RECORDS SHOWN -
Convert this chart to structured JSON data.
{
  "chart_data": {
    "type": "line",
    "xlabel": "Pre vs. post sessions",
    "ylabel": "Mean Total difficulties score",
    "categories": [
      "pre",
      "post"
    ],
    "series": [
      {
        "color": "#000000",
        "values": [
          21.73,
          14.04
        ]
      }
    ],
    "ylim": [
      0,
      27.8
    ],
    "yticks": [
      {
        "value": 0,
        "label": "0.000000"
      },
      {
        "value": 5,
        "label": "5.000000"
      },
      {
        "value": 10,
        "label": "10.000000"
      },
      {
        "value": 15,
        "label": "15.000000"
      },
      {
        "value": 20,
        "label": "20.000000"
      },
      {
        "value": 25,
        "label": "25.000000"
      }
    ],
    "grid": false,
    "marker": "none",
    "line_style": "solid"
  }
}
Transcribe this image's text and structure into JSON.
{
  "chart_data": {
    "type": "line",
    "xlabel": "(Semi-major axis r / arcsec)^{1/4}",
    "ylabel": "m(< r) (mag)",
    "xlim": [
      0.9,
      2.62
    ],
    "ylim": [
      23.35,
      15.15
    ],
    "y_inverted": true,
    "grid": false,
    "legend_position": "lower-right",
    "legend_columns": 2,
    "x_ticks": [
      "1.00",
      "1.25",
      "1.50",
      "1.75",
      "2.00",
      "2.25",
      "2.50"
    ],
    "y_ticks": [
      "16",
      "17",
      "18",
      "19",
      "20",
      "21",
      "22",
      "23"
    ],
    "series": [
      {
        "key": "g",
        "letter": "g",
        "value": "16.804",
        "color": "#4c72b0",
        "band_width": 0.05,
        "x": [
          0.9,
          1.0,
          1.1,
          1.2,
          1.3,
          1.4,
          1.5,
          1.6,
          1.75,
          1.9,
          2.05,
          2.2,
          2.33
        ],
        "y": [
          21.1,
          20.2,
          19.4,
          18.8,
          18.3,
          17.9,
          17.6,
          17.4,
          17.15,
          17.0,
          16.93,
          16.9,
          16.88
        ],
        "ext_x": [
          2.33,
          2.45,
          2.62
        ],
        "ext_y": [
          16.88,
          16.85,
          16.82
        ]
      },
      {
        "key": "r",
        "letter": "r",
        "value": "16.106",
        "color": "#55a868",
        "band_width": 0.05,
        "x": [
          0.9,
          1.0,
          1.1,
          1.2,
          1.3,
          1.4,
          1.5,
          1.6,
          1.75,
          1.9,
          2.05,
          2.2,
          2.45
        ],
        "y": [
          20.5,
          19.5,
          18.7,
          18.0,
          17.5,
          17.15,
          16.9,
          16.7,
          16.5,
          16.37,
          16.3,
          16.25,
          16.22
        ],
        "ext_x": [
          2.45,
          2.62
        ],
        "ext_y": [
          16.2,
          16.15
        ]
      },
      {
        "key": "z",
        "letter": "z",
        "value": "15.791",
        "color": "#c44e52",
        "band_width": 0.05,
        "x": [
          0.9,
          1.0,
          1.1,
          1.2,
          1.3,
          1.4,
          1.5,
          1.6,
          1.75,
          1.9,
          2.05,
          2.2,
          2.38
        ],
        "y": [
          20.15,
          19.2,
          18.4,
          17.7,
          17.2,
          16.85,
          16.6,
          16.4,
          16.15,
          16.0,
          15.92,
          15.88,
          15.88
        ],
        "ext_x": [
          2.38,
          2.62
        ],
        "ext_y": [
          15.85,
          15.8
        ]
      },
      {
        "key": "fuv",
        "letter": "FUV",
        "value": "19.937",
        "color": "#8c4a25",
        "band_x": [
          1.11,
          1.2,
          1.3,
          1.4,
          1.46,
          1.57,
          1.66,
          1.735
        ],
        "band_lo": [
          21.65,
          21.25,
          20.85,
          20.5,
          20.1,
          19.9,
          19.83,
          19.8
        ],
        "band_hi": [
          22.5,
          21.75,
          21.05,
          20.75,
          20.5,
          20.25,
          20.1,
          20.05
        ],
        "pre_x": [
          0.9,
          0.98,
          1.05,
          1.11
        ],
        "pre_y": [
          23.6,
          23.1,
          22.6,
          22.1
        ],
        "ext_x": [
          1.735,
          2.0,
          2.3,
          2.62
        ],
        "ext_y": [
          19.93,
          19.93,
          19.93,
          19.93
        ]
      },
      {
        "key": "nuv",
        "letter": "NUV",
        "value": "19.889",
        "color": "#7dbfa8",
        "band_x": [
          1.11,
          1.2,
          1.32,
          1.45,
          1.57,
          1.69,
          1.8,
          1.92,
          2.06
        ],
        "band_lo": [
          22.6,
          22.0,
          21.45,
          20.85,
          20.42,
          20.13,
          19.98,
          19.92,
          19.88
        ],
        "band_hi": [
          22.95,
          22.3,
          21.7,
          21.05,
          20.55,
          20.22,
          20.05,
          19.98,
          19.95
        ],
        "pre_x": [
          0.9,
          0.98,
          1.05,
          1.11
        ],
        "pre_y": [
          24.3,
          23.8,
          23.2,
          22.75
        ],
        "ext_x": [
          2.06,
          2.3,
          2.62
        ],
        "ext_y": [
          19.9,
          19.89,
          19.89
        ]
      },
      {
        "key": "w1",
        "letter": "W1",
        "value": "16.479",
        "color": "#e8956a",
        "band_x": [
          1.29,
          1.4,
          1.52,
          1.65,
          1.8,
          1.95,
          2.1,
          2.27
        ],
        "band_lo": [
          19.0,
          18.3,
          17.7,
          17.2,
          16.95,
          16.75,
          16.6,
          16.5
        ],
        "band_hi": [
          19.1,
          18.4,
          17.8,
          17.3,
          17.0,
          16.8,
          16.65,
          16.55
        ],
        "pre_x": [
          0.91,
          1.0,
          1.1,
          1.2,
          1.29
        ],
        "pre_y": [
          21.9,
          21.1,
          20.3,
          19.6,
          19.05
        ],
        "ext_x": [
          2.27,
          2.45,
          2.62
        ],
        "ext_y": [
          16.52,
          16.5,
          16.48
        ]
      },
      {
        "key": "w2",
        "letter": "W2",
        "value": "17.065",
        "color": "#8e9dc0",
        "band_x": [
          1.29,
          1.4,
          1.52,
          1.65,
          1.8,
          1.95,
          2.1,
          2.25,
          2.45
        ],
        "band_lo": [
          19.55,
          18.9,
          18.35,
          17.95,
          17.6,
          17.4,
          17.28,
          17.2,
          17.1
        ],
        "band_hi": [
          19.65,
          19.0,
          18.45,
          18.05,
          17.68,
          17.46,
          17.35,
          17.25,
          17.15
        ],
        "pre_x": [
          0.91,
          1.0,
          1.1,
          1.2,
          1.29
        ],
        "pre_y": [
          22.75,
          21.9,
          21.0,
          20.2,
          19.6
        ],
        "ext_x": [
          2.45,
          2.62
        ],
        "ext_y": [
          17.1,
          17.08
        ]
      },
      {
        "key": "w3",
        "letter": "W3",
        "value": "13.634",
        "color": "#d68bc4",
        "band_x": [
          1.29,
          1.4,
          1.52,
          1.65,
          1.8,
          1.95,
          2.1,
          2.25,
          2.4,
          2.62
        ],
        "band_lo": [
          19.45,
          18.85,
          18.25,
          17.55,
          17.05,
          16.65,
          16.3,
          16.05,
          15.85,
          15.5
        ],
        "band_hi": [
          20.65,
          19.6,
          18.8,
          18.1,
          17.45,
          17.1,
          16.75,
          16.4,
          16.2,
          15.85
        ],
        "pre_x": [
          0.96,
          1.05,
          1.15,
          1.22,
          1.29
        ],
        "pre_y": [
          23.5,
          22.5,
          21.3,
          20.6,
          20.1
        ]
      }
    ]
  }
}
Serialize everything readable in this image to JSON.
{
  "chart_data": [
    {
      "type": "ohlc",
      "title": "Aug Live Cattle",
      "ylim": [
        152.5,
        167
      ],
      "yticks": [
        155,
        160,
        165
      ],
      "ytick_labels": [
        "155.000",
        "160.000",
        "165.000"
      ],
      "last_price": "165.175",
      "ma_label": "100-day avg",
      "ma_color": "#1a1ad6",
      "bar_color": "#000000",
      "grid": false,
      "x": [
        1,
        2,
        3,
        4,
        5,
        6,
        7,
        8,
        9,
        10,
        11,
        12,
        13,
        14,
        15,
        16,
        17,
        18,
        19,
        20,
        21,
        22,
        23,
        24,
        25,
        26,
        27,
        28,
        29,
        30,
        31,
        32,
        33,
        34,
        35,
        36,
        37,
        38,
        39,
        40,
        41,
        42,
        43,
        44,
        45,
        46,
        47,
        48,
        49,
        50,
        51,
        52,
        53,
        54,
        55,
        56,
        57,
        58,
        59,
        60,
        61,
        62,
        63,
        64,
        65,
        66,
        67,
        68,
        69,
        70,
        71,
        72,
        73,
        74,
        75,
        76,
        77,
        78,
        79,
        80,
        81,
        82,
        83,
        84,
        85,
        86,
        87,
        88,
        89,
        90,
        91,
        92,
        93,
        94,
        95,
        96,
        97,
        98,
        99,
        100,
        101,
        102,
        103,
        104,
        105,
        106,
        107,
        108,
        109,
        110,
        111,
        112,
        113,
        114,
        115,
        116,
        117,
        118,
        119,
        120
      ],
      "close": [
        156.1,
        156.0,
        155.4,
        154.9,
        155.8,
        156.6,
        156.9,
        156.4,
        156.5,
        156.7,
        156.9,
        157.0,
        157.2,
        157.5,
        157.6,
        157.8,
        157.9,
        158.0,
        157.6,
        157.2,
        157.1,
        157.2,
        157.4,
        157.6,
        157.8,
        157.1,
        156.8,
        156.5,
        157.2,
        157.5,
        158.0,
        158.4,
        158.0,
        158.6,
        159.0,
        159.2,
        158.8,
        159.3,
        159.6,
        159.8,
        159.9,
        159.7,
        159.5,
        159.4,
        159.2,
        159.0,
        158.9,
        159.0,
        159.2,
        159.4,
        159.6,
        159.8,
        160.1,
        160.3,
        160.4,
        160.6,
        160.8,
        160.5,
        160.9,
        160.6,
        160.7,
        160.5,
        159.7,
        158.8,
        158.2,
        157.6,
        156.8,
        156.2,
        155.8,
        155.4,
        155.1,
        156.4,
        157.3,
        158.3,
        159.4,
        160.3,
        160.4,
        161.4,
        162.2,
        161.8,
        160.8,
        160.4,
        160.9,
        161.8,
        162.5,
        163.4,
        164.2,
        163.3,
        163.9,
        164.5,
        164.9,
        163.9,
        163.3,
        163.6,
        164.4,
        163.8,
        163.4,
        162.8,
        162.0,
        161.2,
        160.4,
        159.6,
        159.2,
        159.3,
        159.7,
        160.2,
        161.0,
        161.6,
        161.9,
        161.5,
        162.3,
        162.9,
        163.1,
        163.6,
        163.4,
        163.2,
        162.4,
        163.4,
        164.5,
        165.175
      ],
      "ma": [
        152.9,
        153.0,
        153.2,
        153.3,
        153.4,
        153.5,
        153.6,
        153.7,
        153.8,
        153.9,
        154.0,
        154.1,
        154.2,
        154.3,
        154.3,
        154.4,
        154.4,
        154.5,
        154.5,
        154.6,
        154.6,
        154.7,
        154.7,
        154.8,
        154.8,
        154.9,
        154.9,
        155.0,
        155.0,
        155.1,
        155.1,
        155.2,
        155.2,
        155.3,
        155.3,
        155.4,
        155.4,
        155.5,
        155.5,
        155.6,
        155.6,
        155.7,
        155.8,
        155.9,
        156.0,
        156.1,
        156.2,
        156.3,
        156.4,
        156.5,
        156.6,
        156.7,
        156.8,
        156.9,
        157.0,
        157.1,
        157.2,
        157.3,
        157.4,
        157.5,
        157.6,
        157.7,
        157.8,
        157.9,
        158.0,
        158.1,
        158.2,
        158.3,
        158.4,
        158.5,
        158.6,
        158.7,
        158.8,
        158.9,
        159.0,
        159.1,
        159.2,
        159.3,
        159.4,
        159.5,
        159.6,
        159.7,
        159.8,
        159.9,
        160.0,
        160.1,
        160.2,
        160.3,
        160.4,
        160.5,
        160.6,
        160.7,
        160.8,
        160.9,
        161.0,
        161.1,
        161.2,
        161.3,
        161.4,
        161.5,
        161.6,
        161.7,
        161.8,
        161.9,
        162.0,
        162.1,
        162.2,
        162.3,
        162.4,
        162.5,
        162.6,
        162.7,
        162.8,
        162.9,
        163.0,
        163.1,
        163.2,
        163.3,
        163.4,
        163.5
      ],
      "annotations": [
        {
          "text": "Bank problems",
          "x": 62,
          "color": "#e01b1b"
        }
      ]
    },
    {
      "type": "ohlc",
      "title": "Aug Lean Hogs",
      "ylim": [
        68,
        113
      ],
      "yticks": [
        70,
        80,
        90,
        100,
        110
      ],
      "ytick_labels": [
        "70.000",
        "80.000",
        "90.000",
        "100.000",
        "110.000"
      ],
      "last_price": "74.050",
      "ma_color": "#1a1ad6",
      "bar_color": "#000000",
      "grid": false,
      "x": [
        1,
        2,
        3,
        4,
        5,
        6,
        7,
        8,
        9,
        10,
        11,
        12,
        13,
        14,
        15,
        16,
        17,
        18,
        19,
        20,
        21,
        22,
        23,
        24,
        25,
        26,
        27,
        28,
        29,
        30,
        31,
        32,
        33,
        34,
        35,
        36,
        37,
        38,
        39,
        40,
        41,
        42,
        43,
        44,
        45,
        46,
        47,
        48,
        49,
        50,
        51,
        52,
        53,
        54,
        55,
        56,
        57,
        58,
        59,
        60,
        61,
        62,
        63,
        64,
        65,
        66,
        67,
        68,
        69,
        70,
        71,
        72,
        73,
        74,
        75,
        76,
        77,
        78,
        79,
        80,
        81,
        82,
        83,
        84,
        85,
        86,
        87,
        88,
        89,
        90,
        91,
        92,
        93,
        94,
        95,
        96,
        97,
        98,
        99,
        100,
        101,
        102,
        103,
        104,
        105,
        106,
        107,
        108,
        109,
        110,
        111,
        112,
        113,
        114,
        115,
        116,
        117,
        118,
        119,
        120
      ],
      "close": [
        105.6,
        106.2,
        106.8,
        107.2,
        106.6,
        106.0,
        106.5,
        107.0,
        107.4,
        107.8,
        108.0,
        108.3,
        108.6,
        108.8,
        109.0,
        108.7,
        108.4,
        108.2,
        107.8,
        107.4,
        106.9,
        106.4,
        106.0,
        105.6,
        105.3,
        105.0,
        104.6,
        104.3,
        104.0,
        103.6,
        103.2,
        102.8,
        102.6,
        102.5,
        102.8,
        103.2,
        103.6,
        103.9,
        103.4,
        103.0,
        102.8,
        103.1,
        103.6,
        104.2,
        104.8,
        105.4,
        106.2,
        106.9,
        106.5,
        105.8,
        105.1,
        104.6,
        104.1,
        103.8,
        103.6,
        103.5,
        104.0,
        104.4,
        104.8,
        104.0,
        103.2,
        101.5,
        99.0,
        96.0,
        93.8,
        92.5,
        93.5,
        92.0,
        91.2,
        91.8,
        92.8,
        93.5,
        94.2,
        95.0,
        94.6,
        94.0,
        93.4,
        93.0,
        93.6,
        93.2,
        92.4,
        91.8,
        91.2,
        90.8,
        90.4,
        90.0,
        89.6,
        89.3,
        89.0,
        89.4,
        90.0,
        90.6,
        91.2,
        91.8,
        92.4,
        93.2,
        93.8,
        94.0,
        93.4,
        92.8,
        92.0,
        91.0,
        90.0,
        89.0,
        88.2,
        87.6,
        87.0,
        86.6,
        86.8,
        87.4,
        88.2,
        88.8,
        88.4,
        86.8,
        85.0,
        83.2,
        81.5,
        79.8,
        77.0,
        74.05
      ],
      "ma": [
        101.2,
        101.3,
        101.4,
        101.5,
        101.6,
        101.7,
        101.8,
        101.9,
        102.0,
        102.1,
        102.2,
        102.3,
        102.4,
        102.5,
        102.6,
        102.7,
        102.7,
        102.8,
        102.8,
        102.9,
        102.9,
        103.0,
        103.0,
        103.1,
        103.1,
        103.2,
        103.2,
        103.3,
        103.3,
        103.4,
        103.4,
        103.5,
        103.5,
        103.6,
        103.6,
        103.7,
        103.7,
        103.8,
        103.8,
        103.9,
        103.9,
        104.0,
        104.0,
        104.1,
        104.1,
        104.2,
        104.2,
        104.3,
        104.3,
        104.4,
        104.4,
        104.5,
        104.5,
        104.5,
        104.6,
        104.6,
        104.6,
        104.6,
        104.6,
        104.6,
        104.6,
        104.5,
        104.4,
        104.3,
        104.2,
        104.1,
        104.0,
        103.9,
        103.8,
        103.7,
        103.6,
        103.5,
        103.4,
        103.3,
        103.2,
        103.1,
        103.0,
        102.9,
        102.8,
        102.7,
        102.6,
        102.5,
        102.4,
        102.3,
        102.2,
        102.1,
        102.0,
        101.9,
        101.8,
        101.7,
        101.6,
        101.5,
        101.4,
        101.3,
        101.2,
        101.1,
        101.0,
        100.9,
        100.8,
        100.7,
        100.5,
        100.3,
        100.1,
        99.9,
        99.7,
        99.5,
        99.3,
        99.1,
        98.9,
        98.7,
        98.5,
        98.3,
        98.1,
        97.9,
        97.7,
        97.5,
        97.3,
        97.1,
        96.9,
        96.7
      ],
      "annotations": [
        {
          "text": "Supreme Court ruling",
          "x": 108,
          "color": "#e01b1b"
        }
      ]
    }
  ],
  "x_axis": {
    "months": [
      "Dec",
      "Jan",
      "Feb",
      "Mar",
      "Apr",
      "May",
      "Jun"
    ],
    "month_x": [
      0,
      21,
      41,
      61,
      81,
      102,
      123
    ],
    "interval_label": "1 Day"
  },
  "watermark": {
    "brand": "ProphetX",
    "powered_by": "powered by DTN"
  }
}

EXERCISE OBJECTIVE - Go through the listing above and locate each line that holds the word "ylabel". Copy those lines.

RESPONSE TO THE TASK -
    "ylabel": "Mean Total difficulties score",
    "ylabel": "m(< r) (mag)",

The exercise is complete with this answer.